> _Your goal_: Every record below should be written out exactly; pictures stay out.

> _Provided records_:

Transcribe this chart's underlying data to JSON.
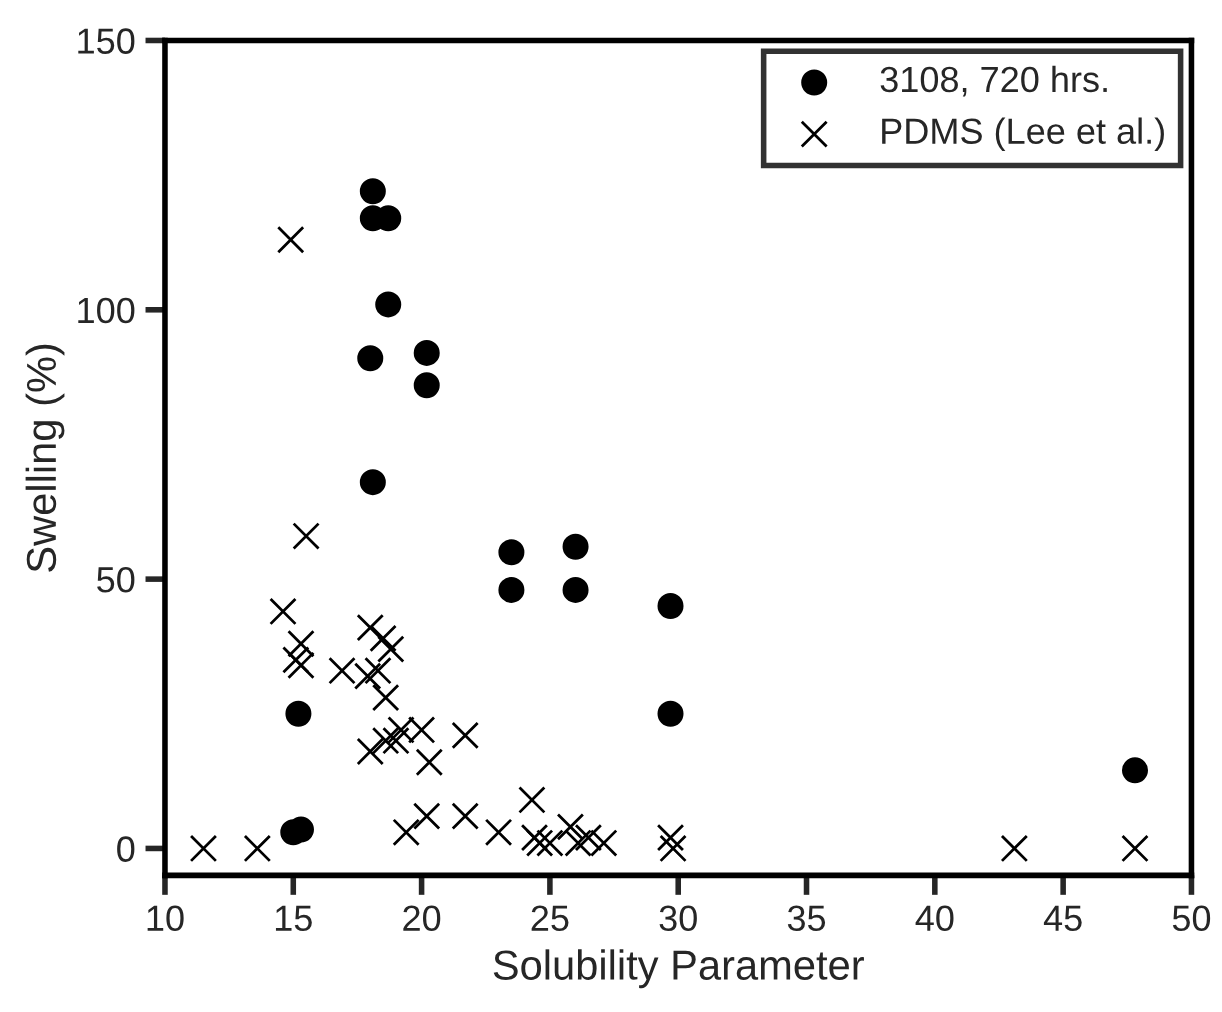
{
  "chart_data": {
    "type": "scatter",
    "xlabel": "Solubility Parameter",
    "ylabel": "Swelling (%)",
    "xlim": [
      10,
      50
    ],
    "xticks": [
      10,
      15,
      20,
      25,
      30,
      35,
      40,
      45,
      50
    ],
    "ylim": [
      -5,
      150
    ],
    "yticks": [
      0,
      50,
      100,
      150
    ],
    "grid": false,
    "legend": "top right",
    "series": [
      {
        "name": "3108, 720 hrs.",
        "color": "#000000",
        "marker": "circle",
        "x": [
          15.0,
          15.3,
          15.2,
          18.1,
          18.1,
          18.7,
          18.0,
          18.7,
          18.1,
          20.2,
          20.2,
          23.5,
          23.5,
          26.0,
          26.0,
          29.7,
          29.7,
          47.8
        ],
        "values": [
          3,
          3.5,
          25,
          122,
          117,
          117,
          91,
          101,
          68,
          92,
          86,
          55,
          48,
          56,
          48,
          45,
          25,
          14.5
        ]
      },
      {
        "name": "PDMS (Lee et al.)",
        "color": "#000000",
        "marker": "cross",
        "x": [
          11.5,
          13.6,
          14.9,
          15.5,
          14.6,
          15.3,
          15.1,
          15.3,
          16.9,
          18.0,
          18.5,
          18.8,
          17.9,
          18.3,
          18.6,
          18.6,
          18.0,
          19.2,
          19.0,
          20.0,
          20.3,
          21.7,
          19.4,
          20.2,
          21.7,
          23.0,
          24.3,
          24.4,
          24.6,
          25.0,
          25.8,
          26.1,
          26.5,
          27.1,
          29.7,
          29.8,
          43.1,
          47.8
        ],
        "values": [
          0,
          0,
          113,
          58,
          44,
          38,
          35,
          34,
          33,
          41,
          39,
          37,
          32,
          33,
          28,
          20,
          18,
          22,
          20,
          22,
          16,
          21,
          3,
          6,
          6,
          3,
          9,
          2,
          1,
          1,
          4,
          1,
          2,
          1,
          2,
          0,
          0,
          0
        ]
      }
    ]
  }
}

> _Task result_:
Transcribe this chart's underlying data to JSON.
{
  "chart_data": {
    "type": "scatter",
    "xlabel": "Solubility Parameter",
    "ylabel": "Swelling (%)",
    "xlim": [
      10,
      50
    ],
    "xticks": [
      10,
      15,
      20,
      25,
      30,
      35,
      40,
      45,
      50
    ],
    "ylim": [
      -5,
      150
    ],
    "yticks": [
      0,
      50,
      100,
      150
    ],
    "grid": false,
    "legend": "top right",
    "series": [
      {
        "name": "3108, 720 hrs.",
        "color": "#000000",
        "marker": "circle",
        "x": [
          15.0,
          15.3,
          15.2,
          18.1,
          18.1,
          18.7,
          18.0,
          18.7,
          18.1,
          20.2,
          20.2,
          23.5,
          23.5,
          26.0,
          26.0,
          29.7,
          29.7,
          47.8
        ],
        "values": [
          3,
          3.5,
          25,
          122,
          117,
          117,
          91,
          101,
          68,
          92,
          86,
          55,
          48,
          56,
          48,
          45,
          25,
          14.5
        ]
      },
      {
        "name": "PDMS (Lee et al.)",
        "color": "#000000",
        "marker": "cross",
        "x": [
          11.5,
          13.6,
          14.9,
          15.5,
          14.6,
          15.3,
          15.1,
          15.3,
          16.9,
          18.0,
          18.5,
          18.8,
          17.9,
          18.3,
          18.6,
          18.6,
          18.0,
          19.2,
          19.0,
          20.0,
          20.3,
          21.7,
          19.4,
          20.2,
          21.7,
          23.0,
          24.3,
          24.4,
          24.6,
          25.0,
          25.8,
          26.1,
          26.5,
          27.1,
          29.7,
          29.8,
          43.1,
          47.8
        ],
        "values": [
          0,
          0,
          113,
          58,
          44,
          38,
          35,
          34,
          33,
          41,
          39,
          37,
          32,
          33,
          28,
          20,
          18,
          22,
          20,
          22,
          16,
          21,
          3,
          6,
          6,
          3,
          9,
          2,
          1,
          1,
          4,
          1,
          2,
          1,
          2,
          0,
          0,
          0
        ]
      }
    ]
  }
}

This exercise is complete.